__What is being asked__.
Print the full listing exactly.

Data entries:

○ ○ ○

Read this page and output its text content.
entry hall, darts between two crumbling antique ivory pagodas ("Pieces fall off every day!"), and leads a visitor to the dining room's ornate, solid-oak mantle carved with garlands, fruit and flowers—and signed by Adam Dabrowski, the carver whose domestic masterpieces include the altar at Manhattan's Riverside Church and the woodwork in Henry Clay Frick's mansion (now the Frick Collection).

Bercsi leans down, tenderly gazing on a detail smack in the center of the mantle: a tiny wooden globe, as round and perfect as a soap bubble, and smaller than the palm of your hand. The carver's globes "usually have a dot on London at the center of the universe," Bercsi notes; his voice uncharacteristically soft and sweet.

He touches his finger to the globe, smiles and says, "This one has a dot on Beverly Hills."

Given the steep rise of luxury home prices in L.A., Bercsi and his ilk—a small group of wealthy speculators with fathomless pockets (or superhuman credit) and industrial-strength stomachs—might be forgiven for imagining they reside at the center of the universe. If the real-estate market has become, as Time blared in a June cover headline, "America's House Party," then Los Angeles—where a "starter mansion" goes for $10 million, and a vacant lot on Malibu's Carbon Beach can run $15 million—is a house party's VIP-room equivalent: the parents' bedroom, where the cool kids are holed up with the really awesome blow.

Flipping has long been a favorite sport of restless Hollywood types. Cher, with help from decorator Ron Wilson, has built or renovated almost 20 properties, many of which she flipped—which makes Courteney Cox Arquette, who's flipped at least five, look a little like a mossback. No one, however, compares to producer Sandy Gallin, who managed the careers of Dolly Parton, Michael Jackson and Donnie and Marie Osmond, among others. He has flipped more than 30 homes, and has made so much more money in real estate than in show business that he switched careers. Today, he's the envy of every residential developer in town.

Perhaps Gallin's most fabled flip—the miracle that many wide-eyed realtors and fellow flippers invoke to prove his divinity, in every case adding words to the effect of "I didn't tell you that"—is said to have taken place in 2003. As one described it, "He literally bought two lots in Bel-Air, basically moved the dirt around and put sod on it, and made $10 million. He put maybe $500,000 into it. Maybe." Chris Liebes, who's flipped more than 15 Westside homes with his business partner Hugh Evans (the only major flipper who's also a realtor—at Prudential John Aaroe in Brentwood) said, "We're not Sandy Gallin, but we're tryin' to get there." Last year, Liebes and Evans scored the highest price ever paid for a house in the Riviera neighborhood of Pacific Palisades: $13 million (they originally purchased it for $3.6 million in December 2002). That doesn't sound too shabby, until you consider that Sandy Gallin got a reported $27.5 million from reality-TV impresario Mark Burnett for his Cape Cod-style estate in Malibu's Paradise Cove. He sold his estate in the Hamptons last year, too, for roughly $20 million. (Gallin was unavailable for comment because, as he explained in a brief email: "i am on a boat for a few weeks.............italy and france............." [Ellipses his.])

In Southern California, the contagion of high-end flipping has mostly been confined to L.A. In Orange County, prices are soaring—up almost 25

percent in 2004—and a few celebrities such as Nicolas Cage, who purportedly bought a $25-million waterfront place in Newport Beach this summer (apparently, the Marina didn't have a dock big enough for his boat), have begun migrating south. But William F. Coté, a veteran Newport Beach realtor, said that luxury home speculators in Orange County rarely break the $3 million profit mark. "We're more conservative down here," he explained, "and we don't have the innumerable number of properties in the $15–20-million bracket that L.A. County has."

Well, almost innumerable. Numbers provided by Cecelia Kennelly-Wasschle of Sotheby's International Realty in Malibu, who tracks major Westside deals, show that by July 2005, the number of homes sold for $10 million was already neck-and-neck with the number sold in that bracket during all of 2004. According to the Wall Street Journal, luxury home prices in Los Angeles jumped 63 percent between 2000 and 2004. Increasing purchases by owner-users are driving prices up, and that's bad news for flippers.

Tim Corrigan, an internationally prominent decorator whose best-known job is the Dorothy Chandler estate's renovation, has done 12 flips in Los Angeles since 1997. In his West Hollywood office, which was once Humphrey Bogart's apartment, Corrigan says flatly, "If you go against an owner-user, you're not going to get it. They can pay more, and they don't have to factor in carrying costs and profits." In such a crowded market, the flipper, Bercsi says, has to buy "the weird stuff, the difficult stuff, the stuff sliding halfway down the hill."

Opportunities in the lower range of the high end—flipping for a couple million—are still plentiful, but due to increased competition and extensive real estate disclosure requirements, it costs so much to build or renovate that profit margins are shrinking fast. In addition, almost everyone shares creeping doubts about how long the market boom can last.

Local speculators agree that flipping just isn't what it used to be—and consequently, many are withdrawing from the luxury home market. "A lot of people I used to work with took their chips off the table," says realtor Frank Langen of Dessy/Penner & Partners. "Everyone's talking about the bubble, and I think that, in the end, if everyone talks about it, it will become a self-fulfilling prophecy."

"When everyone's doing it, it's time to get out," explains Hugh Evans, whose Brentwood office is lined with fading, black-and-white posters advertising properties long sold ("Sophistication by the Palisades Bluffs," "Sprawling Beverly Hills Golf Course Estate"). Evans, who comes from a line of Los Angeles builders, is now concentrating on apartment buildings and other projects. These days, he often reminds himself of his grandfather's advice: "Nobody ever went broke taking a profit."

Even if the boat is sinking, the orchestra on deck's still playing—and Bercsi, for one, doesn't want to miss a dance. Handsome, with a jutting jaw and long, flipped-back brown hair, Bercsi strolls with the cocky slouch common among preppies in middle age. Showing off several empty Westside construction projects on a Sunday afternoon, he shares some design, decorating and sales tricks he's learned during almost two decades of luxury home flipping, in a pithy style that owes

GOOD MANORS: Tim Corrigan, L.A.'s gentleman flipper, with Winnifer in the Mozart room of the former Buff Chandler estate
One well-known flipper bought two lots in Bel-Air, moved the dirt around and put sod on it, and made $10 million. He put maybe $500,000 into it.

○ ○ ○

__Solution to the exercise__.
Read this page and output its text content.
entry hall, darts between two crumbling antique ivory pagodas ("Pieces fall off every day!"), and leads a visitor to the dining room's ornate, solid-oak mantle carved with garlands, fruit and flowers—and signed by Adam Dabrowski, the carver whose domestic masterpieces include the altar at Manhattan's Riverside Church and the woodwork in Henry Clay Frick's mansion (now the Frick Collection).

Bercsi leans down, tenderly gazing on a detail smack in the center of the mantle: a tiny wooden globe, as round and perfect as a soap bubble, and smaller than the palm of your hand. The carver's globes "usually have a dot on London at the center of the universe," Bercsi notes; his voice uncharacteristically soft and sweet.

He touches his finger to the globe, smiles and says, "This one has a dot on Beverly Hills."

Given the steep rise of luxury home prices in L.A., Bercsi and his ilk—a small group of wealthy speculators with fathomless pockets (or superhuman credit) and industrial-strength stomachs—might be forgiven for imagining they reside at the center of the universe. If the real-estate market has become, as Time blared in a June cover headline, "America's House Party," then Los Angeles—where a "starter mansion" goes for $10 million, and a vacant lot on Malibu's Carbon Beach can run $15 million—is a house party's VIP-room equivalent: the parents' bedroom, where the cool kids are holed up with the really awesome blow.

Flipping has long been a favorite sport of restless Hollywood types. Cher, with help from decorator Ron Wilson, has built or renovated almost 20 properties, many of which she flipped—which makes Courteney Cox Arquette, who's flipped at least five, look a little like a mossback. No one, however, compares to producer Sandy Gallin, who managed the careers of Dolly Parton, Michael Jackson and Donnie and Marie Osmond, among others. He has flipped more than 30 homes, and has made so much more money in real estate than in show business that he switched careers. Today, he's the envy of every residential developer in town.

Perhaps Gallin's most fabled flip—the miracle that many wide-eyed realtors and fellow flippers invoke to prove his divinity, in every case adding words to the effect of "I didn't tell you that"—is said to have taken place in 2003. As one described it, "He literally bought two lots in Bel-Air, basically moved the dirt around and put sod on it, and made $10 million. He put maybe $500,000 into it. Maybe." Chris Liebes, who's flipped more than 15 Westside homes with his business partner Hugh Evans (the only major flipper who's also a realtor—at Prudential John Aaroe in Brentwood) said, "We're not Sandy Gallin, but we're tryin' to get there." Last year, Liebes and Evans scored the highest price ever paid for a house in the Riviera neighborhood of Pacific Palisades: $13 million (they originally purchased it for $3.6 million in December 2002). That doesn't sound too shabby, until you consider that Sandy Gallin got a reported $27.5 million from reality-TV impresario Mark Burnett for his Cape Cod-style estate in Malibu's Paradise Cove. He sold his estate in the Hamptons last year, too, for roughly $20 million. (Gallin was unavailable for comment because, as he explained in a brief email: "i am on a boat for a few weeks.............italy and france............." [Ellipses his.])

In Southern California, the contagion of high-end flipping has mostly been confined to L.A. In Orange County, prices are soaring—up almost 25

percent in 2004—and a few celebrities such as Nicolas Cage, who purportedly bought a $25-million waterfront place in Newport Beach this summer (apparently, the Marina didn't have a dock big enough for his boat), have begun migrating south. But William F. Coté, a veteran Newport Beach realtor, said that luxury home speculators in Orange County rarely break the $3 million profit mark. "We're more conservative down here," he explained, "and we don't have the innumerable number of properties in the $15–20-million bracket that L.A. County has."

Well, almost innumerable. Numbers provided by Cecelia Kennelly-Wasschle of Sotheby's International Realty in Malibu, who tracks major Westside deals, show that by July 2005, the number of homes sold for $10 million was already neck-and-neck with the number sold in that bracket during all of 2004. According to the Wall Street Journal, luxury home prices in Los Angeles jumped 63 percent between 2000 and 2004. Increasing purchases by owner-users are driving prices up, and that's bad news for flippers.

Tim Corrigan, an internationally prominent decorator whose best-known job is the Dorothy Chandler estate's renovation, has done 12 flips in Los Angeles since 1997. In his West Hollywood office, which was once Humphrey Bogart's apartment, Corrigan says flatly, "If you go against an owner-user, you're not going to get it. They can pay more, and they don't have to factor in carrying costs and profits." In such a crowded market, the flipper, Bercsi says, has to buy "the weird stuff, the difficult stuff, the stuff sliding halfway down the hill."

Opportunities in the lower range of the high end—flipping for a couple million—are still plentiful, but due to increased competition and extensive real estate disclosure requirements, it costs so much to build or renovate that profit margins are shrinking fast. In addition, almost everyone shares creeping doubts about how long the market boom can last.

Local speculators agree that flipping just isn't what it used to be—and consequently, many are withdrawing from the luxury home market. "A lot of people I used to work with took their chips off the table," says realtor Frank Langen of Dessy/Penner & Partners. "Everyone's talking about the bubble, and I think that, in the end, if everyone talks about it, it will become a self-fulfilling prophecy."

"When everyone's doing it, it's time to get out," explains Hugh Evans, whose Brentwood office is lined with fading, black-and-white posters advertising properties long sold ("Sophistication by the Palisades Bluffs," "Sprawling Beverly Hills Golf Course Estate"). Evans, who comes from a line of Los Angeles builders, is now concentrating on apartment buildings and other projects. These days, he often reminds himself of his grandfather's advice: "Nobody ever went broke taking a profit."

Even if the boat is sinking, the orchestra on deck's still playing—and Bercsi, for one, doesn't want to miss a dance. Handsome, with a jutting jaw and long, flipped-back brown hair, Bercsi strolls with the cocky slouch common among preppies in middle age. Showing off several empty Westside construction projects on a Sunday afternoon, he shares some design, decorating and sales tricks he's learned during almost two decades of luxury home flipping, in a pithy style that owes

GOOD MANORS: Tim Corrigan, L.A.'s gentleman flipper, with Winnifer in the Mozart room of the former Buff Chandler estate
One well-known flipper bought two lots in Bel-Air, moved the dirt around and put sod on it, and made $10 million. He put maybe $500,000 into it.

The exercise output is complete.